● Problem to work on: Each line that holds the word "this" is to be identified and copied.

[Records]
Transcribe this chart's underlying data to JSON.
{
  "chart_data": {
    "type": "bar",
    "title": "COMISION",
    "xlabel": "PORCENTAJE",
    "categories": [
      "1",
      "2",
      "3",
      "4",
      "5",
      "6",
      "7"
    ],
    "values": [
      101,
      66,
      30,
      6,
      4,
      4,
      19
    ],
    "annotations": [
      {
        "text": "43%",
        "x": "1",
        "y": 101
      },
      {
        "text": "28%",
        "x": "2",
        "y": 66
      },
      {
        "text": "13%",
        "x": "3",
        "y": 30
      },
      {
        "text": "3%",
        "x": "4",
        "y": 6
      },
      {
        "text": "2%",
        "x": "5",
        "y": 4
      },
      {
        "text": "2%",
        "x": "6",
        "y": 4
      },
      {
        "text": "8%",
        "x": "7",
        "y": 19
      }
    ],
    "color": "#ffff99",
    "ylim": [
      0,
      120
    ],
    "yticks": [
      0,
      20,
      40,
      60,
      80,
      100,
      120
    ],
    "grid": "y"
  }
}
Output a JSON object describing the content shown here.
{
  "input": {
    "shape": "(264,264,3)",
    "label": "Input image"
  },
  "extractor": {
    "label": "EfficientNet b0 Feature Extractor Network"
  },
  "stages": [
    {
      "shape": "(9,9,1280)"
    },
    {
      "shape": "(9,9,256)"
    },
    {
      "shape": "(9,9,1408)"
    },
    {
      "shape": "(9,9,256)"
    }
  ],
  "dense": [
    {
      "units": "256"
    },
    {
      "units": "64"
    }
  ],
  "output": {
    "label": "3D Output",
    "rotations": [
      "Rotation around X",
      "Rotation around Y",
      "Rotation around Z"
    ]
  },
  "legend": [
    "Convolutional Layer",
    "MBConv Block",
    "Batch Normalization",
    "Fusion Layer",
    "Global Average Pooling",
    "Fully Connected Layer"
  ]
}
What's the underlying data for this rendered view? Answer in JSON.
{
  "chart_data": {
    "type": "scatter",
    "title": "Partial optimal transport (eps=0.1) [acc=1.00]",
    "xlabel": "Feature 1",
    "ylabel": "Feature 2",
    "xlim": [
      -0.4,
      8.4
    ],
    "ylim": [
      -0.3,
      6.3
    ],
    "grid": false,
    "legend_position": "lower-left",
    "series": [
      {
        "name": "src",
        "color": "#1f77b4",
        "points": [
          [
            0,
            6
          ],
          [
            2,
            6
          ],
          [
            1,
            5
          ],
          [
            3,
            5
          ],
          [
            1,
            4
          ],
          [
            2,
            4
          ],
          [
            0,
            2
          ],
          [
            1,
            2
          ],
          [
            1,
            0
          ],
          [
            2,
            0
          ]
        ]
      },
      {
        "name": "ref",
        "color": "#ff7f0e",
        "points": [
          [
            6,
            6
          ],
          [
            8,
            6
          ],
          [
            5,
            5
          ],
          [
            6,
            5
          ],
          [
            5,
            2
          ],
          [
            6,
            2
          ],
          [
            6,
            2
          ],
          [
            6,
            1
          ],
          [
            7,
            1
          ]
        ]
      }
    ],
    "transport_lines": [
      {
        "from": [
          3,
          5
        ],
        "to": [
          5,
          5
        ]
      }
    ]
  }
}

● Reply to the task:
Transcribe this chart's underlying data to JSON.
What's the underlying data for this rendered view? Answer in JSON.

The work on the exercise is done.